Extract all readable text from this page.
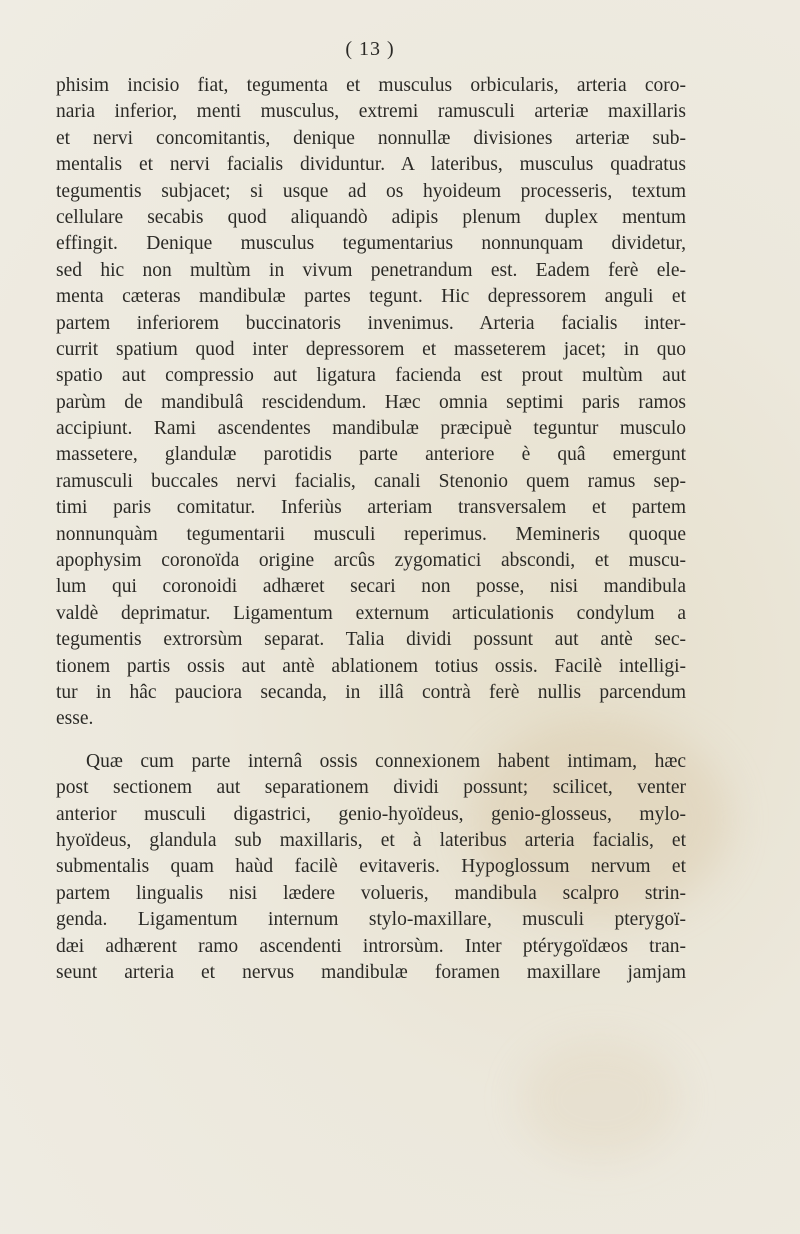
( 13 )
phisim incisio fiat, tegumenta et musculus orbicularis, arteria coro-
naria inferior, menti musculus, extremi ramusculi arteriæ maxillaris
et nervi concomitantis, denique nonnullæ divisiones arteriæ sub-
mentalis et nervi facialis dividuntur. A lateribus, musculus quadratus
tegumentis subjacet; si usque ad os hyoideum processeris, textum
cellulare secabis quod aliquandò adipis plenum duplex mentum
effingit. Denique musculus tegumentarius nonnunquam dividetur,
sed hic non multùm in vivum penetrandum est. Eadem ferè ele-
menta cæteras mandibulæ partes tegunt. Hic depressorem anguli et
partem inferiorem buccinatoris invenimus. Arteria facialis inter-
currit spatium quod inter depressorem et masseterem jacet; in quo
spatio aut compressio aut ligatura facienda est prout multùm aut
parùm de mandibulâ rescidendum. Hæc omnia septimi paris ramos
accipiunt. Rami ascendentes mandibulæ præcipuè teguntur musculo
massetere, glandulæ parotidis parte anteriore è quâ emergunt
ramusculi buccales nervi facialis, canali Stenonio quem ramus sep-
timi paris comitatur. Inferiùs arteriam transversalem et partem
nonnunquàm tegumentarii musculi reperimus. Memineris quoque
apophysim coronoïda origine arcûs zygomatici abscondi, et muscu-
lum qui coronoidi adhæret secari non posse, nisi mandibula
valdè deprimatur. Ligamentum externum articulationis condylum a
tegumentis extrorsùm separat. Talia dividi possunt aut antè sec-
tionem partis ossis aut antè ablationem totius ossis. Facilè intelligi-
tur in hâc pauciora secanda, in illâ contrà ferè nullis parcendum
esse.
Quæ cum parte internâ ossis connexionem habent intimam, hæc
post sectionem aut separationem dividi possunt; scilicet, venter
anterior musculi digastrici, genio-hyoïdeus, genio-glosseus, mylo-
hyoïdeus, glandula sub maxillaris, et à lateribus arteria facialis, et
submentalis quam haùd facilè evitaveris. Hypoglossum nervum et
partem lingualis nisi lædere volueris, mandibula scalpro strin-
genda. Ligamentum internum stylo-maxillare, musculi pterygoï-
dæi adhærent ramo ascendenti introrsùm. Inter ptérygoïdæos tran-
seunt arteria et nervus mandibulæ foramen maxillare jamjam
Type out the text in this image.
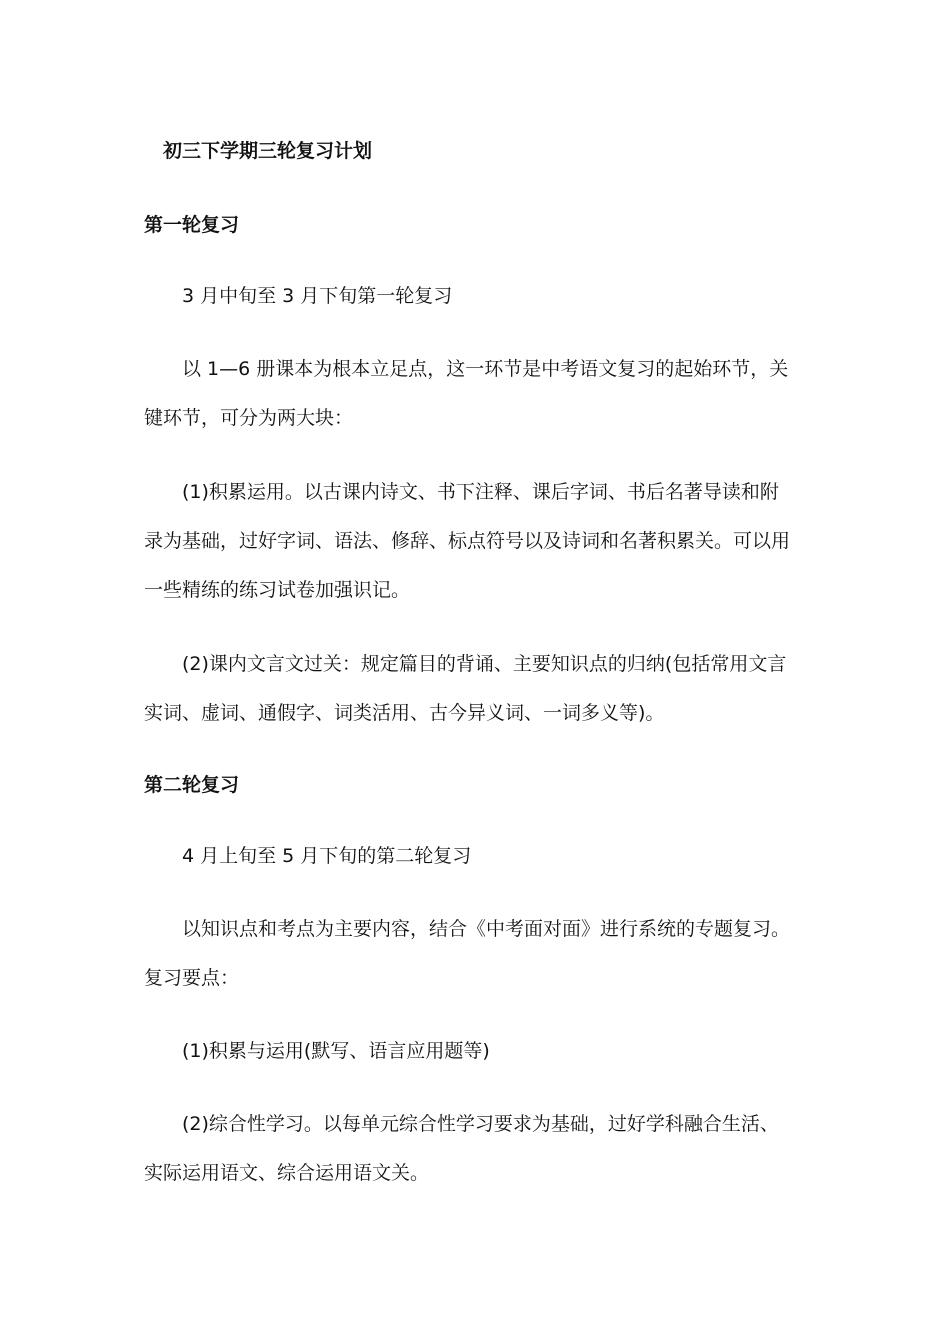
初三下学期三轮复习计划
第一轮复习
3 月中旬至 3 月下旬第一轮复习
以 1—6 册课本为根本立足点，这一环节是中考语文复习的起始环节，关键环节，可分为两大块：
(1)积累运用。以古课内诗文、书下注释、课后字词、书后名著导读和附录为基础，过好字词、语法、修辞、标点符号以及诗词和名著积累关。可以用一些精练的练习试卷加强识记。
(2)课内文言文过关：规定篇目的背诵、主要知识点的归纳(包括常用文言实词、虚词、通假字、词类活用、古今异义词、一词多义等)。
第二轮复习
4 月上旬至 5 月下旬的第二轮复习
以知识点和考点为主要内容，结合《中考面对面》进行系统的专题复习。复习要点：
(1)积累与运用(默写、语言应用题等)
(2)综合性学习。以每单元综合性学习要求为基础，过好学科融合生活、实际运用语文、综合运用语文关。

-=-=-

Exercise details: Your task is to copy word for word the lines from the line containing "Type out the text in this image." to the end of the listing, both included, and to drop any pictures.

Task solution:
Type out the text in this image.
初三下学期三轮复习计划
第一轮复习
3 月中旬至 3 月下旬第一轮复习
以 1—6 册课本为根本立足点，这一环节是中考语文复习的起始环节，关键环节，可分为两大块：
(1)积累运用。以古课内诗文、书下注释、课后字词、书后名著导读和附录为基础，过好字词、语法、修辞、标点符号以及诗词和名著积累关。可以用一些精练的练习试卷加强识记。
(2)课内文言文过关：规定篇目的背诵、主要知识点的归纳(包括常用文言实词、虚词、通假字、词类活用、古今异义词、一词多义等)。
第二轮复习
4 月上旬至 5 月下旬的第二轮复习
以知识点和考点为主要内容，结合《中考面对面》进行系统的专题复习。复习要点：
(1)积累与运用(默写、语言应用题等)
(2)综合性学习。以每单元综合性学习要求为基础，过好学科融合生活、实际运用语文、综合运用语文关。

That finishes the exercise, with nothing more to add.